Information given
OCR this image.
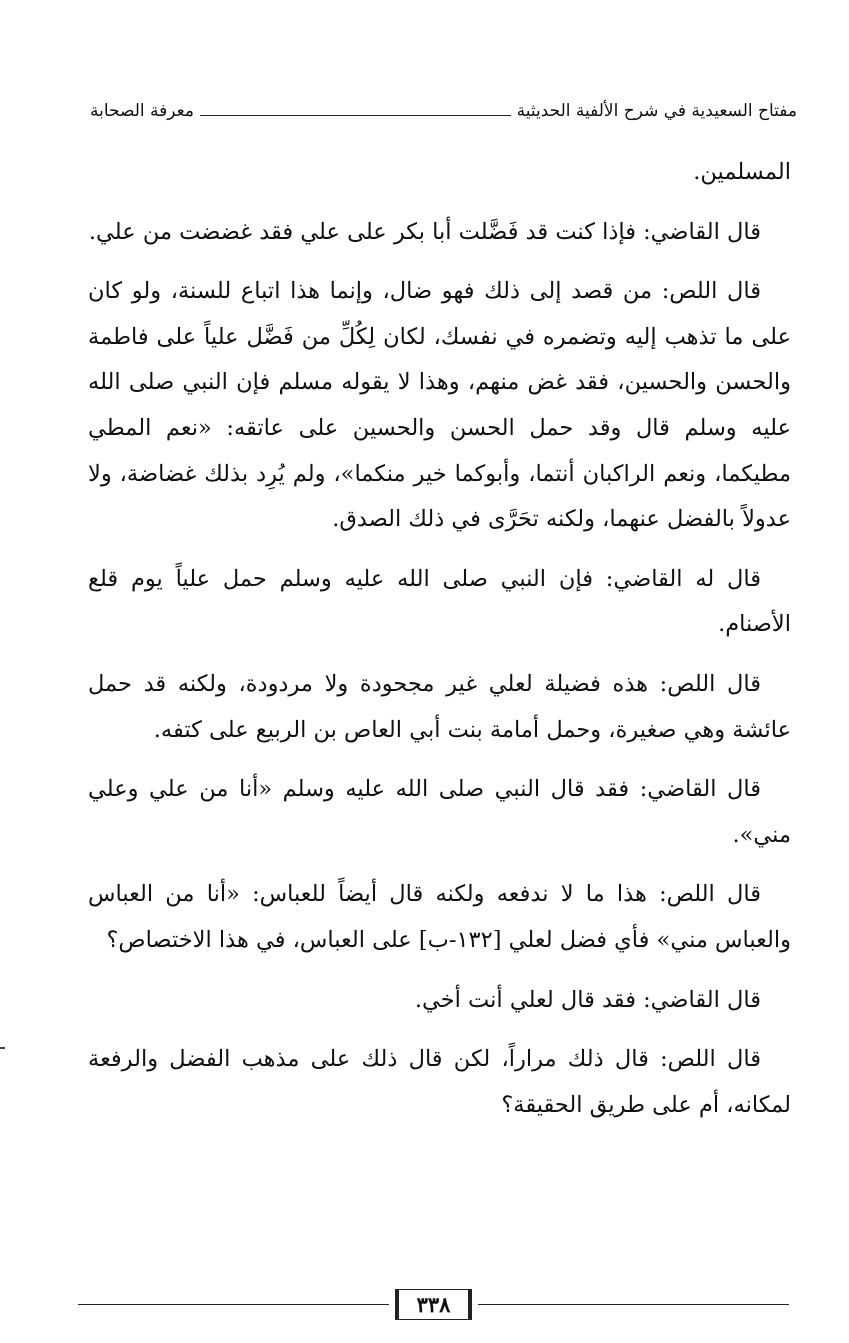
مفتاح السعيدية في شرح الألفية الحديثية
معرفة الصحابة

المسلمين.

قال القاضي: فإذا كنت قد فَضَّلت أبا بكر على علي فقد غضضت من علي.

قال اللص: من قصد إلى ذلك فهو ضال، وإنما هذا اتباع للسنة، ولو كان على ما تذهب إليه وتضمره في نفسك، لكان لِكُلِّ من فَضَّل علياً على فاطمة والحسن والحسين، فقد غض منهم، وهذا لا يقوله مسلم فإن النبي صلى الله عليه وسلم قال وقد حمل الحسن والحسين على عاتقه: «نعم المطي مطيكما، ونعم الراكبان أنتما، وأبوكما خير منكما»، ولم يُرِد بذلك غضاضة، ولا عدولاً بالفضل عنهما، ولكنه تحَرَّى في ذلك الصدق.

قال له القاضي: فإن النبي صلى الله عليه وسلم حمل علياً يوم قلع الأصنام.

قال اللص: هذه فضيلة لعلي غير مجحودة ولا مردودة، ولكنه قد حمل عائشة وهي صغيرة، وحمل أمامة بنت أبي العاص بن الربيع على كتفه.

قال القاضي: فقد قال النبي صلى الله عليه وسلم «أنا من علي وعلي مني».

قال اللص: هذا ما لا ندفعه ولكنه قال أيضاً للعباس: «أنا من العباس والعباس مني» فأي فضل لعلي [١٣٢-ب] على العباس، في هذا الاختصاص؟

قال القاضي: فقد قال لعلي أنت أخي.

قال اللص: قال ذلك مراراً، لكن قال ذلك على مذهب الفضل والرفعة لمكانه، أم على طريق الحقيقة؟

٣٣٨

What this task involves
Wherever a line in the data above holds "لعلي", copy that line.

Response to the task
قال اللص: هذه فضيلة لعلي غير مجحودة ولا مردودة، ولكنه قد حمل عائشة وهي صغيرة، وحمل أمامة بنت أبي العاص بن الربيع على كتفه.
قال اللص: هذا ما لا ندفعه ولكنه قال أيضاً للعباس: «أنا من العباس والعباس مني» فأي فضل لعلي [١٣٢-ب] على العباس، في هذا الاختصاص؟
قال القاضي: فقد قال لعلي أنت أخي.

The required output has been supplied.